Data entries
= = = = =

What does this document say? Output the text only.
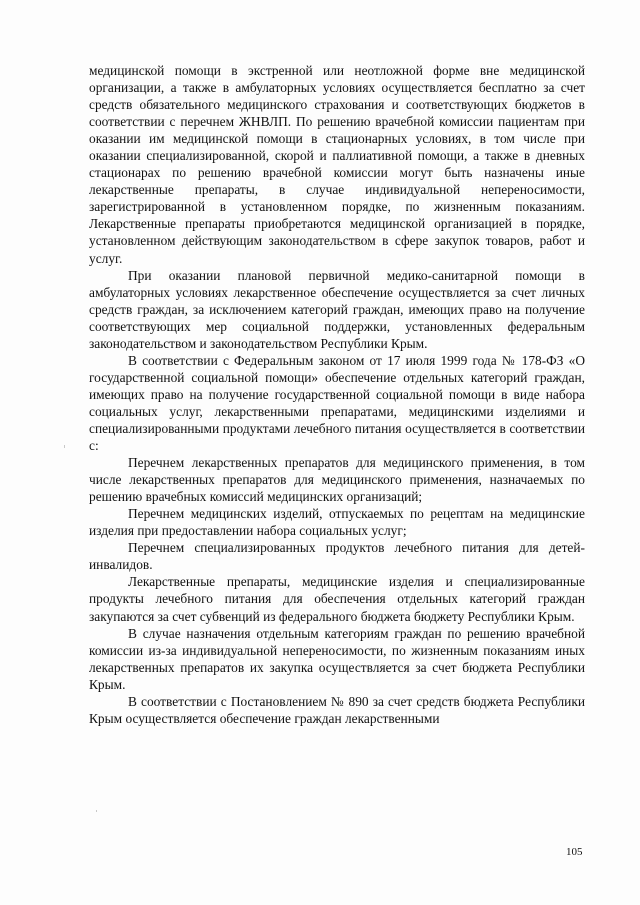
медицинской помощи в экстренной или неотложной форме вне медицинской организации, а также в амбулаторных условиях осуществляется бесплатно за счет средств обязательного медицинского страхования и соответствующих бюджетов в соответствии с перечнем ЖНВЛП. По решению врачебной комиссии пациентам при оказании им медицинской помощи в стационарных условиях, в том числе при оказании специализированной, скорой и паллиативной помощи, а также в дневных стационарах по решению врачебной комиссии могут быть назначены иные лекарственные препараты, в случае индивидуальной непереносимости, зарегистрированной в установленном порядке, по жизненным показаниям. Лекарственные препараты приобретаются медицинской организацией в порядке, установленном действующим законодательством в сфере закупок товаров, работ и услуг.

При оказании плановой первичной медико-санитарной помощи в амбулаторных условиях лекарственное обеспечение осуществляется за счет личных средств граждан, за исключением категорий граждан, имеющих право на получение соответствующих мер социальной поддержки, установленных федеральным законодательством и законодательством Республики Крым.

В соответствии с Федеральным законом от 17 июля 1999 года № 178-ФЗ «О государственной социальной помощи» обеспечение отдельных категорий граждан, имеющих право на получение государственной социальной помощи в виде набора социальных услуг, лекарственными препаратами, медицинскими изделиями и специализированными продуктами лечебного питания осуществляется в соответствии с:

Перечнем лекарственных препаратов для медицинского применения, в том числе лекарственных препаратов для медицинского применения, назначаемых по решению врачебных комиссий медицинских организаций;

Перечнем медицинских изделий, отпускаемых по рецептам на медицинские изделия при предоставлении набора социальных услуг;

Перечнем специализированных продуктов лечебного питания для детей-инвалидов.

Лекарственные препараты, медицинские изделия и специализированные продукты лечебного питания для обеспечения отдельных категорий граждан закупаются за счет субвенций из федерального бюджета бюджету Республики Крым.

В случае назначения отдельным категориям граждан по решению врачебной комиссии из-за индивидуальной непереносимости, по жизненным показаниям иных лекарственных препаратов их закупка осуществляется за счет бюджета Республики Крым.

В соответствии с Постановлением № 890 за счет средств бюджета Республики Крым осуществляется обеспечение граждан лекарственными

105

= = = = =

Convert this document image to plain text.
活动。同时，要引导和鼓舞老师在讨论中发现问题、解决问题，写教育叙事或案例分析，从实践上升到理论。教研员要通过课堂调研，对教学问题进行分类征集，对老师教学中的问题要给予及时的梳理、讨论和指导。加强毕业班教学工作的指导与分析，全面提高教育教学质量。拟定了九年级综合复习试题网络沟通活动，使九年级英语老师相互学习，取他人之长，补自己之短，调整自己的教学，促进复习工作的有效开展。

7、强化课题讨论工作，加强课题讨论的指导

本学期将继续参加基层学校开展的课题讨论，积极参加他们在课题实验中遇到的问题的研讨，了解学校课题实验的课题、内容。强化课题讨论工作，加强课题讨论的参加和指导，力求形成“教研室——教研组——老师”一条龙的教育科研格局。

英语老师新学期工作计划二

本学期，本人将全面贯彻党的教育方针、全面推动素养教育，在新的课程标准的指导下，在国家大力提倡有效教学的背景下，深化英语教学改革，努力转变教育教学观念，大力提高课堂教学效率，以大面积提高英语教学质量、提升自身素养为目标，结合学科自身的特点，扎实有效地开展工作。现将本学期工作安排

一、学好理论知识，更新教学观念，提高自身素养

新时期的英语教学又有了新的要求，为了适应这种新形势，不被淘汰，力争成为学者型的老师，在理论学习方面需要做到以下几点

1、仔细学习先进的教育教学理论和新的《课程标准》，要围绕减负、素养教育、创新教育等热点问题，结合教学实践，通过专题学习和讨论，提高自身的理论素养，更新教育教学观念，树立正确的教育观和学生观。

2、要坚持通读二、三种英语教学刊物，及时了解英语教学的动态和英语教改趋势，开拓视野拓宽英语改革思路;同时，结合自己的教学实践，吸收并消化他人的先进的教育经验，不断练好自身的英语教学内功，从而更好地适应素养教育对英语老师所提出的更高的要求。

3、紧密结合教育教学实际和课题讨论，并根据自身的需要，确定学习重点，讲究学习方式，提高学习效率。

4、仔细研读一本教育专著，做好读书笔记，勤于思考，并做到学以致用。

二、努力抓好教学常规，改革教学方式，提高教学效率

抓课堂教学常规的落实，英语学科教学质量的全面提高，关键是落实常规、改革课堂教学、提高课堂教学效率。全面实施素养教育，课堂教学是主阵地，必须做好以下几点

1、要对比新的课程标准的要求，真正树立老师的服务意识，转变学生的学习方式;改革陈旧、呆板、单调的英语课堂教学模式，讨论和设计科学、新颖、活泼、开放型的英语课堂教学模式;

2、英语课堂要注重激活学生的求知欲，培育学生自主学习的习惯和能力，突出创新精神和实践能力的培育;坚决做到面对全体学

= = = = =

• _GIVEN EXERCISE_:
Look for the word "text" and return every line where it occurs.

• _WRITTEN RESPONSE_:
What does this document say? Output the text only.
Convert this document image to plain text.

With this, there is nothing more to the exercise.